## Given problem
Find all lines in the records that include the word "lDDT", and copy them out.

— Begin Data provided —

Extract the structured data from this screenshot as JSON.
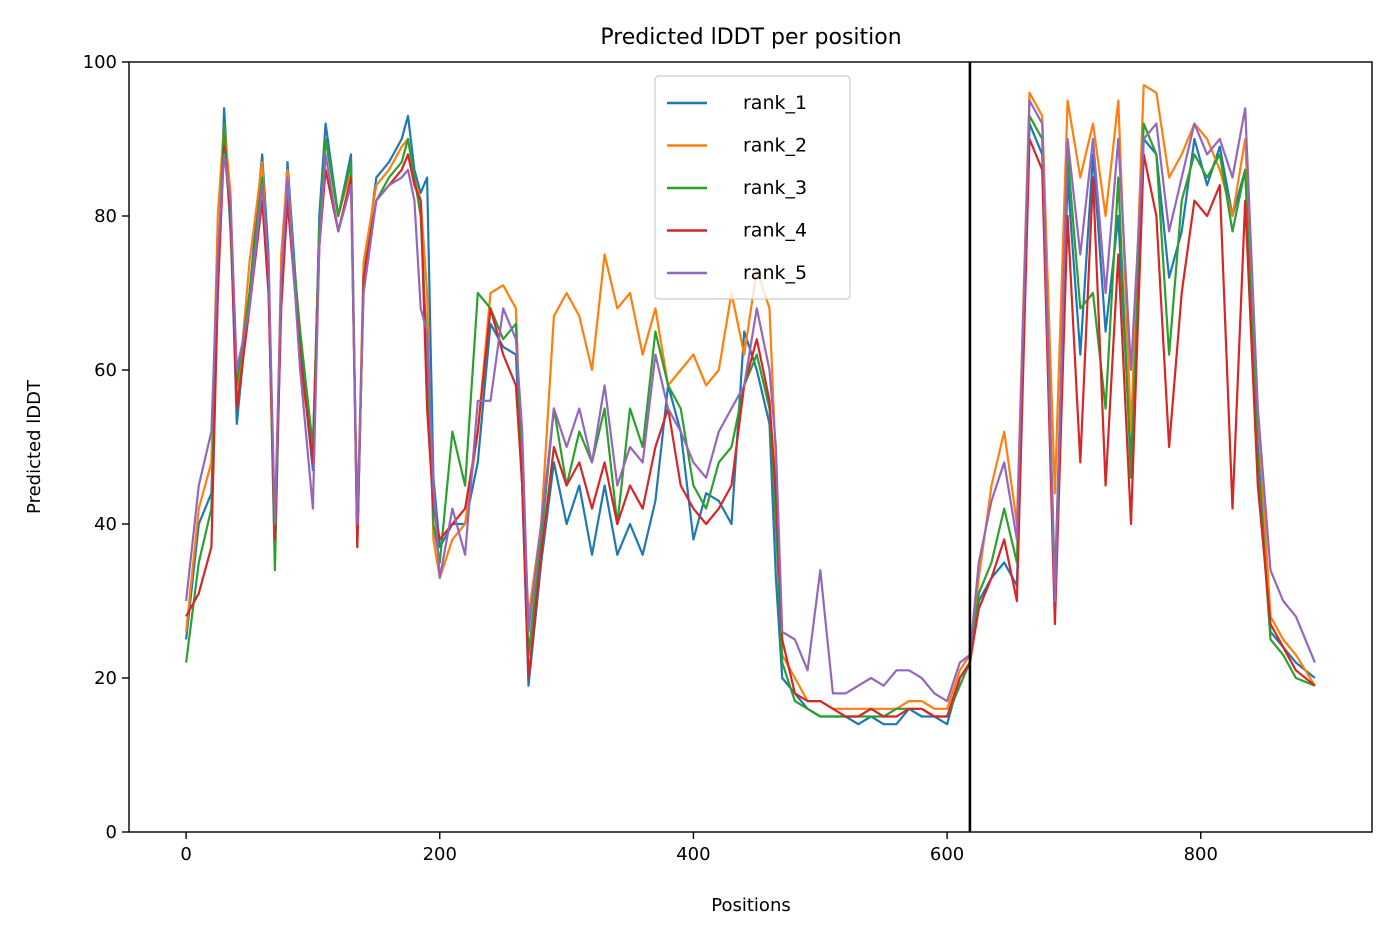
{
  "chart_data": {
    "type": "line",
    "title": "Predicted lDDT per position",
    "xlabel": "Positions",
    "ylabel": "Predicted lDDT",
    "xlim": [
      -45,
      935
    ],
    "ylim": [
      0,
      100
    ],
    "xticks": [
      0,
      200,
      400,
      600,
      800
    ],
    "yticks": [
      0,
      20,
      40,
      60,
      80,
      100
    ],
    "grid": false,
    "legend_position": "upper center",
    "vline_x": 618,
    "x": [
      0,
      10,
      20,
      25,
      30,
      35,
      40,
      50,
      60,
      65,
      70,
      75,
      80,
      90,
      100,
      105,
      110,
      120,
      130,
      135,
      140,
      150,
      160,
      170,
      175,
      180,
      185,
      190,
      195,
      200,
      210,
      220,
      230,
      240,
      250,
      260,
      265,
      270,
      280,
      290,
      300,
      310,
      320,
      330,
      340,
      350,
      360,
      370,
      380,
      390,
      400,
      410,
      420,
      430,
      440,
      450,
      460,
      465,
      470,
      480,
      490,
      500,
      510,
      520,
      530,
      540,
      550,
      560,
      570,
      580,
      590,
      600,
      610,
      618,
      625,
      635,
      645,
      655,
      665,
      675,
      685,
      695,
      705,
      715,
      725,
      735,
      745,
      755,
      765,
      775,
      785,
      795,
      805,
      815,
      825,
      835,
      845,
      855,
      865,
      875,
      890
    ],
    "series": [
      {
        "name": "rank_1",
        "color": "#1f77b4",
        "values": [
          25,
          40,
          44,
          70,
          94,
          80,
          53,
          70,
          88,
          75,
          36,
          72,
          87,
          63,
          47,
          80,
          92,
          80,
          88,
          38,
          72,
          85,
          87,
          90,
          93,
          86,
          83,
          85,
          46,
          37,
          40,
          40,
          48,
          66,
          63,
          62,
          45,
          19,
          35,
          48,
          40,
          45,
          36,
          45,
          36,
          40,
          36,
          43,
          58,
          52,
          38,
          44,
          43,
          40,
          65,
          60,
          53,
          33,
          20,
          18,
          16,
          15,
          15,
          15,
          14,
          15,
          14,
          14,
          16,
          15,
          15,
          14,
          20,
          22,
          30,
          33,
          35,
          32,
          92,
          88,
          31,
          85,
          62,
          88,
          65,
          80,
          48,
          90,
          88,
          72,
          78,
          90,
          84,
          89,
          80,
          86,
          50,
          26,
          24,
          22,
          20
        ]
      },
      {
        "name": "rank_2",
        "color": "#ff7f0e",
        "values": [
          26,
          42,
          48,
          80,
          92,
          83,
          55,
          74,
          87,
          72,
          35,
          75,
          86,
          60,
          50,
          78,
          90,
          80,
          86,
          39,
          74,
          84,
          86,
          89,
          90,
          85,
          82,
          70,
          38,
          33,
          38,
          40,
          52,
          70,
          71,
          68,
          45,
          28,
          40,
          67,
          70,
          67,
          60,
          75,
          68,
          70,
          62,
          68,
          58,
          60,
          62,
          58,
          60,
          70,
          62,
          73,
          68,
          48,
          23,
          20,
          17,
          17,
          16,
          16,
          16,
          16,
          16,
          16,
          17,
          17,
          16,
          16,
          21,
          23,
          33,
          45,
          52,
          40,
          96,
          93,
          44,
          95,
          85,
          92,
          80,
          95,
          52,
          97,
          96,
          85,
          88,
          92,
          90,
          86,
          80,
          90,
          55,
          28,
          25,
          23,
          19
        ]
      },
      {
        "name": "rank_3",
        "color": "#2ca02c",
        "values": [
          22,
          35,
          42,
          72,
          92,
          78,
          58,
          70,
          85,
          72,
          34,
          70,
          83,
          65,
          50,
          78,
          90,
          80,
          87,
          37,
          72,
          82,
          85,
          87,
          90,
          85,
          80,
          62,
          40,
          35,
          52,
          45,
          70,
          68,
          64,
          66,
          45,
          23,
          38,
          55,
          45,
          52,
          48,
          55,
          40,
          55,
          50,
          65,
          58,
          55,
          45,
          42,
          48,
          50,
          58,
          62,
          55,
          40,
          22,
          17,
          16,
          15,
          15,
          15,
          15,
          15,
          15,
          16,
          16,
          16,
          15,
          15,
          19,
          22,
          31,
          35,
          42,
          35,
          93,
          90,
          32,
          88,
          68,
          70,
          55,
          85,
          46,
          92,
          88,
          62,
          82,
          88,
          85,
          88,
          78,
          86,
          48,
          25,
          23,
          20,
          19
        ]
      },
      {
        "name": "rank_4",
        "color": "#d62728",
        "values": [
          28,
          31,
          37,
          70,
          89,
          80,
          55,
          68,
          82,
          70,
          38,
          68,
          82,
          62,
          48,
          76,
          86,
          78,
          85,
          37,
          72,
          82,
          84,
          86,
          88,
          84,
          82,
          55,
          42,
          38,
          40,
          42,
          52,
          68,
          62,
          58,
          45,
          20,
          36,
          50,
          45,
          48,
          42,
          48,
          40,
          45,
          42,
          50,
          55,
          45,
          42,
          40,
          42,
          45,
          58,
          64,
          56,
          44,
          25,
          18,
          17,
          17,
          16,
          15,
          15,
          16,
          15,
          15,
          16,
          16,
          15,
          15,
          20,
          22,
          29,
          33,
          38,
          30,
          90,
          86,
          27,
          80,
          48,
          85,
          45,
          75,
          40,
          88,
          80,
          50,
          70,
          82,
          80,
          84,
          42,
          82,
          45,
          27,
          24,
          21,
          19
        ]
      },
      {
        "name": "rank_5",
        "color": "#9467bd",
        "values": [
          30,
          45,
          52,
          75,
          88,
          82,
          60,
          68,
          84,
          74,
          40,
          72,
          85,
          60,
          42,
          76,
          88,
          78,
          84,
          40,
          70,
          82,
          84,
          85,
          86,
          82,
          68,
          65,
          45,
          33,
          42,
          36,
          56,
          56,
          68,
          64,
          52,
          26,
          40,
          55,
          50,
          55,
          48,
          58,
          45,
          50,
          48,
          62,
          55,
          52,
          48,
          46,
          52,
          55,
          58,
          68,
          60,
          50,
          26,
          25,
          21,
          34,
          18,
          18,
          19,
          20,
          19,
          21,
          21,
          20,
          18,
          17,
          22,
          23,
          35,
          43,
          48,
          38,
          95,
          92,
          30,
          90,
          75,
          90,
          70,
          90,
          60,
          90,
          92,
          78,
          85,
          92,
          88,
          90,
          85,
          94,
          55,
          34,
          30,
          28,
          22
        ]
      }
    ]
  }
}
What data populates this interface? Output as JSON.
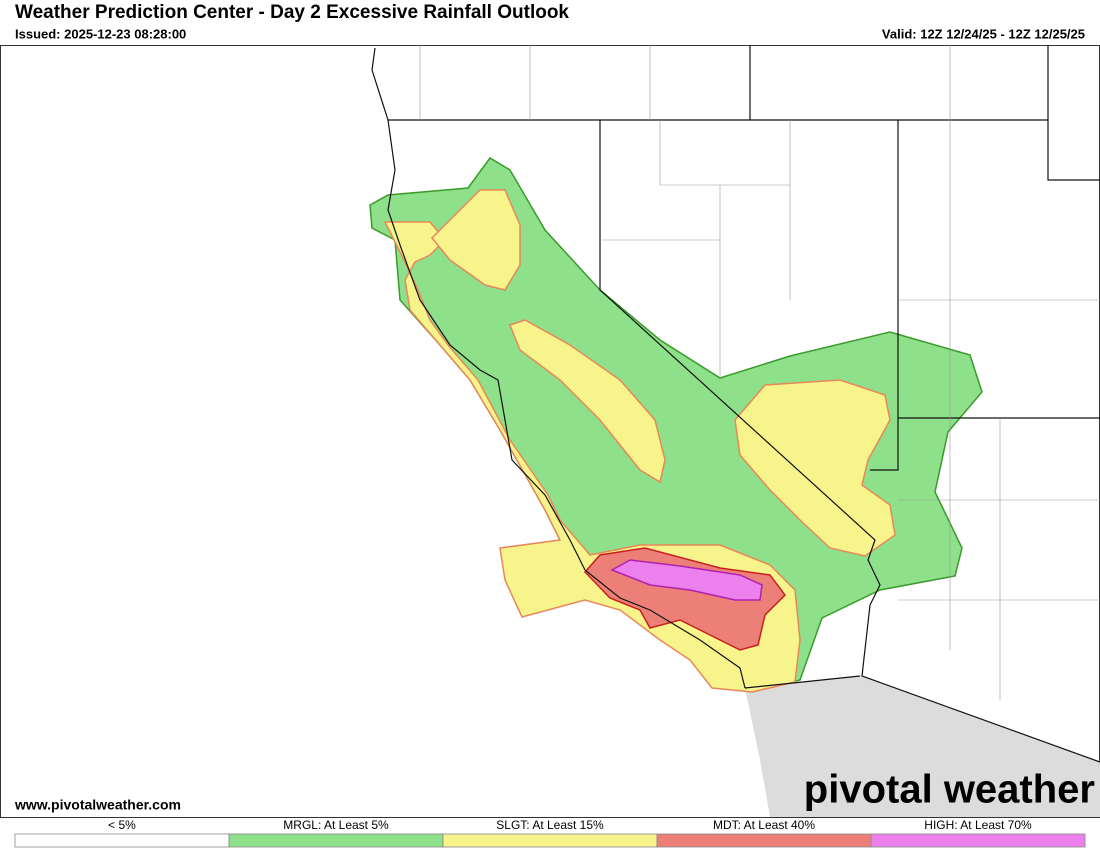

— End Data provided —

## Task solution
    "title": "Predicted lDDT per position",
    "ylabel": "Predicted lDDT",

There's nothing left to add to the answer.